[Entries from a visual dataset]
═══
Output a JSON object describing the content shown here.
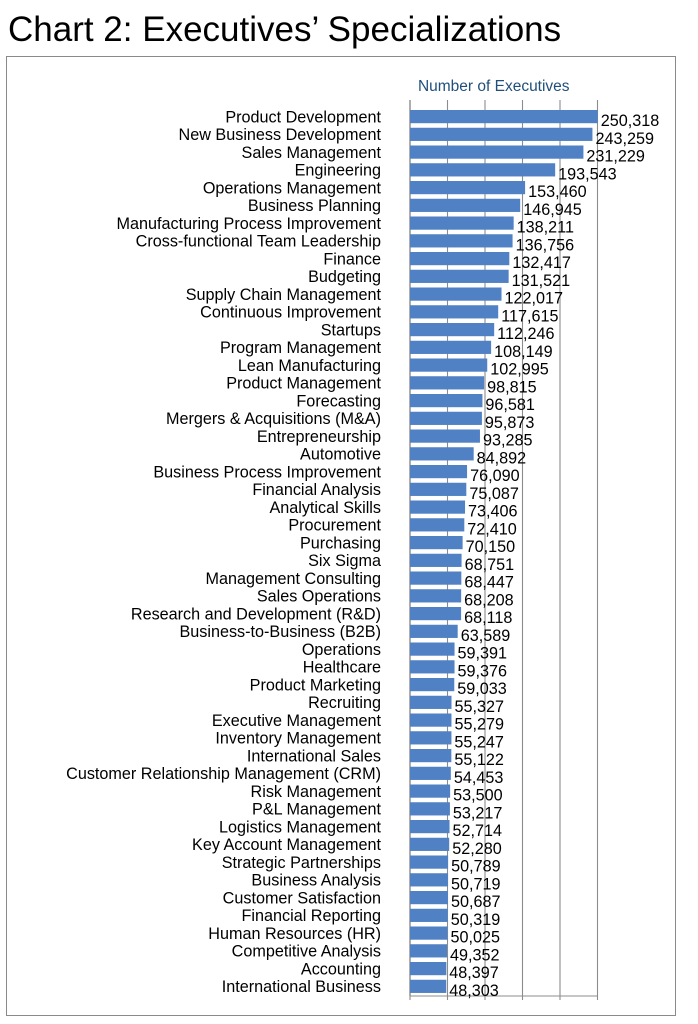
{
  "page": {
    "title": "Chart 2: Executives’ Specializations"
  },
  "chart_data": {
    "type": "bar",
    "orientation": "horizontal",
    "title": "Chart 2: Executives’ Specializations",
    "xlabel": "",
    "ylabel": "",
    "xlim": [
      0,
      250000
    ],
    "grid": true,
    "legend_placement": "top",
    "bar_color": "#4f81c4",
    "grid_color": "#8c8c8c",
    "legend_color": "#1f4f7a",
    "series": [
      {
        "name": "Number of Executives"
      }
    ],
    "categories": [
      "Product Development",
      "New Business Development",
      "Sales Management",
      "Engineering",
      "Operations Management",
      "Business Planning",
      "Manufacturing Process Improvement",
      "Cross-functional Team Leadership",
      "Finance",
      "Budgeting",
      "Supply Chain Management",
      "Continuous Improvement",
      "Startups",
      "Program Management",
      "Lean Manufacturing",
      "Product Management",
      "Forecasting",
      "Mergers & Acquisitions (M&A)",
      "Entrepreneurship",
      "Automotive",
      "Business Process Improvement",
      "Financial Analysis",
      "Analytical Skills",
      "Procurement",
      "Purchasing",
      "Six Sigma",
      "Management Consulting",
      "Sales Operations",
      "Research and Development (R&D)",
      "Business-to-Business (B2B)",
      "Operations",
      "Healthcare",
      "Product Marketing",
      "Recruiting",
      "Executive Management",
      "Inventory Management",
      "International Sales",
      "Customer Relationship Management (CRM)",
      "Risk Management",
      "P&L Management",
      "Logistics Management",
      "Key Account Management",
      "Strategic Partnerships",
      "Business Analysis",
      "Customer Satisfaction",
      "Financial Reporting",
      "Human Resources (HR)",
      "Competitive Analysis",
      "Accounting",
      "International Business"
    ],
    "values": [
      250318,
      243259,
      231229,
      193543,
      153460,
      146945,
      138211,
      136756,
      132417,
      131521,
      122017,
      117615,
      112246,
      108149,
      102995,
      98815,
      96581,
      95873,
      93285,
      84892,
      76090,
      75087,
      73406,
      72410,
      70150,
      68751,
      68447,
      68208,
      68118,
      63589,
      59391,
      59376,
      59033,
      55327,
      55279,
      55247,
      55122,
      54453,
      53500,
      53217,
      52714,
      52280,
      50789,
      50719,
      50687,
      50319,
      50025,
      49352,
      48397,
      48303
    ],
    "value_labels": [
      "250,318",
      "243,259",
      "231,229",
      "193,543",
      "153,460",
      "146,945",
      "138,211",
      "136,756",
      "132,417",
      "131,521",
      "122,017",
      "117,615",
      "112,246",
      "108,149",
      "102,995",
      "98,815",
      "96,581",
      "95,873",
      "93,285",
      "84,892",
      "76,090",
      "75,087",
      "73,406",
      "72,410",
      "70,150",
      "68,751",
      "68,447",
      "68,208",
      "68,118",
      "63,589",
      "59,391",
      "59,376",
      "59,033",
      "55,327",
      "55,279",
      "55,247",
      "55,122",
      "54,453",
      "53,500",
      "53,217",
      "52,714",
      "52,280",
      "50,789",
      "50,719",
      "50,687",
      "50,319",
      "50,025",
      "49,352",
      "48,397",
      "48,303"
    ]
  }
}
═══
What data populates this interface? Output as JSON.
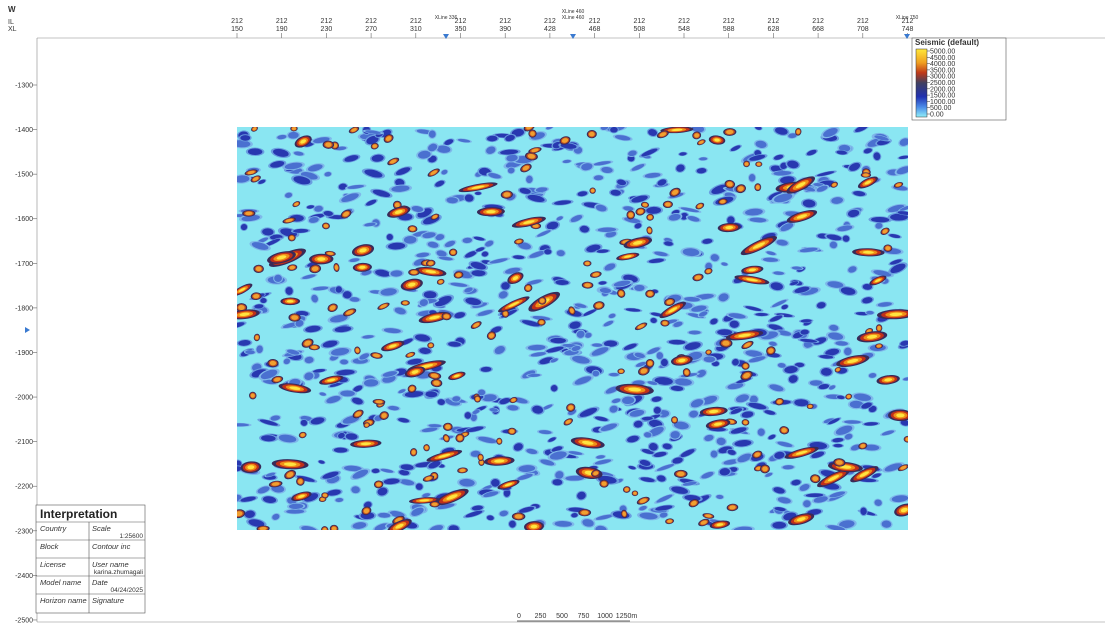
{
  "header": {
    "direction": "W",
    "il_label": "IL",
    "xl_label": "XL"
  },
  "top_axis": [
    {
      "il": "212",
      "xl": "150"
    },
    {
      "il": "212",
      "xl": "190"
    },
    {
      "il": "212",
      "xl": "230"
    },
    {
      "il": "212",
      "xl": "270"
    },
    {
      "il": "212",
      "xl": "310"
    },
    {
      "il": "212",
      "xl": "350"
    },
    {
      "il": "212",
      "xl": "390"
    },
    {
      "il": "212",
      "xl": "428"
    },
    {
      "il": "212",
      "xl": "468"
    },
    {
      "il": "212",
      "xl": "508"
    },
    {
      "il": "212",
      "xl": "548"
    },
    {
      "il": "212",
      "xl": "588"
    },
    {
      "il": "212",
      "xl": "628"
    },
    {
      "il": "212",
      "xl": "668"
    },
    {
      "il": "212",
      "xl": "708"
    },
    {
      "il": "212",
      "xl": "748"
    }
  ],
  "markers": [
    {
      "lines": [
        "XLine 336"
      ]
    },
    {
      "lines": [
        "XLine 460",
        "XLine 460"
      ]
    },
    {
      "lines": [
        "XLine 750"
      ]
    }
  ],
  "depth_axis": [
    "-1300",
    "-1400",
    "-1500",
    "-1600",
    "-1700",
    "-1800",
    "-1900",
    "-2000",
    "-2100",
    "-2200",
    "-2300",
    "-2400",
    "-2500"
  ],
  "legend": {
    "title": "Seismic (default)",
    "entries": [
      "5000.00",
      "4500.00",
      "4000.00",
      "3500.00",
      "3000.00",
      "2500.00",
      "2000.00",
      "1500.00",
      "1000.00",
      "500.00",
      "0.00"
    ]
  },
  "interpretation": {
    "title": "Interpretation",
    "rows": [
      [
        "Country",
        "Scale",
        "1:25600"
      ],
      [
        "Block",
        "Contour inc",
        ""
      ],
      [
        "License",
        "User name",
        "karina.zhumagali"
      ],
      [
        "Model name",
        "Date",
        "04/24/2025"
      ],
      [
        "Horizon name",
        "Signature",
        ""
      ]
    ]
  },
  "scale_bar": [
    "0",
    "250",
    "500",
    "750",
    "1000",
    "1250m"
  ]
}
═══
#### Written task
Search the listing for the word "Manufacturing" and return each line that holds it.

#### Answer to the task
      "Manufacturing Process Improvement",
      "Lean Manufacturing",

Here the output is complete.